__Work required__: Write out exactly the lines below that run from the line containing "Transcribe the text in this document." through the last line of the records.

__Provided material__:
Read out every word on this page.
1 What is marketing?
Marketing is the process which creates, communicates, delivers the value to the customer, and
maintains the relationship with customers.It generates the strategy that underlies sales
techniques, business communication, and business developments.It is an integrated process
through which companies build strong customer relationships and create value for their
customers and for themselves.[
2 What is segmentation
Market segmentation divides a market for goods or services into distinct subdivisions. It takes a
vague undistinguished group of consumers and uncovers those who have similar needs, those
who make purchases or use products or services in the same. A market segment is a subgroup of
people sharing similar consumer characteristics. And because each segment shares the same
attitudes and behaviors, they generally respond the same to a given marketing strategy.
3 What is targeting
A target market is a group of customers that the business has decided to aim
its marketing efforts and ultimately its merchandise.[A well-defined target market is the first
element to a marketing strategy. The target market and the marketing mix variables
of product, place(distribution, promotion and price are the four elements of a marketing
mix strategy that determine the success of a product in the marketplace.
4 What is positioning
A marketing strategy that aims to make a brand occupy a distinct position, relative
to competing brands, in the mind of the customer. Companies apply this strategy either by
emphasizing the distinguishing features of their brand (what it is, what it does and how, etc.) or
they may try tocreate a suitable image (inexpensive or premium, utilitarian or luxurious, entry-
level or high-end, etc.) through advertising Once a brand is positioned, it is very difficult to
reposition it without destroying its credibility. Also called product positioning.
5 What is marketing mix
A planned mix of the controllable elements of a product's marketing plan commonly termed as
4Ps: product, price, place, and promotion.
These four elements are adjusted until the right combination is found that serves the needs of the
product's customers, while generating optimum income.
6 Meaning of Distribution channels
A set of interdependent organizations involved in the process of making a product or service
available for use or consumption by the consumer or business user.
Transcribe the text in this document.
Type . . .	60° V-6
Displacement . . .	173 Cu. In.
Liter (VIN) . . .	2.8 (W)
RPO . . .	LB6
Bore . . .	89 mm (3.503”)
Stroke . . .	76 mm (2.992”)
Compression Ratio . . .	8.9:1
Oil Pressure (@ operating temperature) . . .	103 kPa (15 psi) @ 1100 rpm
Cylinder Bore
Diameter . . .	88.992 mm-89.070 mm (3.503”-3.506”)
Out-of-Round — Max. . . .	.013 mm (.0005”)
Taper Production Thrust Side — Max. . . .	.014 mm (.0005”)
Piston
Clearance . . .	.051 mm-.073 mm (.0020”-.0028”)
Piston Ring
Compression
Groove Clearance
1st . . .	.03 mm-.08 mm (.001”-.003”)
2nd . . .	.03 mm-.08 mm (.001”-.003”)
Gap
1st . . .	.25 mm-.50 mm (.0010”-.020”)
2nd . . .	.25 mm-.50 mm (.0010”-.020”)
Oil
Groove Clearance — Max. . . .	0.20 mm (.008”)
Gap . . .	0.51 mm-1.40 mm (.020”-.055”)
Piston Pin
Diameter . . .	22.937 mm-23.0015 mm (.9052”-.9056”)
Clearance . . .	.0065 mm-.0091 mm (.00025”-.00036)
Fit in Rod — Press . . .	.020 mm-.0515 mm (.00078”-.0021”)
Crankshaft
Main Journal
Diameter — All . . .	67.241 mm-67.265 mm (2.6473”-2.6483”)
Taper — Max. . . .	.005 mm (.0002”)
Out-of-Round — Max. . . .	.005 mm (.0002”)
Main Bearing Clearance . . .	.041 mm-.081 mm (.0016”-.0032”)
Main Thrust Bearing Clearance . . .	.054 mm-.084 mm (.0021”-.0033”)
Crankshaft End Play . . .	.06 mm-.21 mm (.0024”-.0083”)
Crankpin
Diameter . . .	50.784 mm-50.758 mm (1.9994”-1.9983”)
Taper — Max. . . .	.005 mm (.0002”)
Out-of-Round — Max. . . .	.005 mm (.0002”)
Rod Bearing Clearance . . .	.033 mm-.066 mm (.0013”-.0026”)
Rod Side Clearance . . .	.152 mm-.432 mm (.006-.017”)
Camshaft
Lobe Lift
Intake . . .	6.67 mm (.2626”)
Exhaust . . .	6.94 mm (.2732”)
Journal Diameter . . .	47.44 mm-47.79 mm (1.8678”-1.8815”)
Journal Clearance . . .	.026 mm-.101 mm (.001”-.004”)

__Written response__:
Transcribe the text in this document.
Type . . .	60° V-6
Displacement . . .	173 Cu. In.
Liter (VIN) . . .	2.8 (W)
RPO . . .	LB6
Bore . . .	89 mm (3.503”)
Stroke . . .	76 mm (2.992”)
Compression Ratio . . .	8.9:1
Oil Pressure (@ operating temperature) . . .	103 kPa (15 psi) @ 1100 rpm
Cylinder Bore
Diameter . . .	88.992 mm-89.070 mm (3.503”-3.506”)
Out-of-Round — Max. . . .	.013 mm (.0005”)
Taper Production Thrust Side — Max. . . .	.014 mm (.0005”)
Piston
Clearance . . .	.051 mm-.073 mm (.0020”-.0028”)
Piston Ring
Compression
Groove Clearance
1st . . .	.03 mm-.08 mm (.001”-.003”)
2nd . . .	.03 mm-.08 mm (.001”-.003”)
Gap
1st . . .	.25 mm-.50 mm (.0010”-.020”)
2nd . . .	.25 mm-.50 mm (.0010”-.020”)
Oil
Groove Clearance — Max. . . .	0.20 mm (.008”)
Gap . . .	0.51 mm-1.40 mm (.020”-.055”)
Piston Pin
Diameter . . .	22.937 mm-23.0015 mm (.9052”-.9056”)
Clearance . . .	.0065 mm-.0091 mm (.00025”-.00036)
Fit in Rod — Press . . .	.020 mm-.0515 mm (.00078”-.0021”)
Crankshaft
Main Journal
Diameter — All . . .	67.241 mm-67.265 mm (2.6473”-2.6483”)
Taper — Max. . . .	.005 mm (.0002”)
Out-of-Round — Max. . . .	.005 mm (.0002”)
Main Bearing Clearance . . .	.041 mm-.081 mm (.0016”-.0032”)
Main Thrust Bearing Clearance . . .	.054 mm-.084 mm (.0021”-.0033”)
Crankshaft End Play . . .	.06 mm-.21 mm (.0024”-.0083”)
Crankpin
Diameter . . .	50.784 mm-50.758 mm (1.9994”-1.9983”)
Taper — Max. . . .	.005 mm (.0002”)
Out-of-Round — Max. . . .	.005 mm (.0002”)
Rod Bearing Clearance . . .	.033 mm-.066 mm (.0013”-.0026”)
Rod Side Clearance . . .	.152 mm-.432 mm (.006-.017”)
Camshaft
Lobe Lift
Intake . . .	6.67 mm (.2626”)
Exhaust . . .	6.94 mm (.2732”)
Journal Diameter . . .	47.44 mm-47.79 mm (1.8678”-1.8815”)
Journal Clearance . . .	.026 mm-.101 mm (.001”-.004”)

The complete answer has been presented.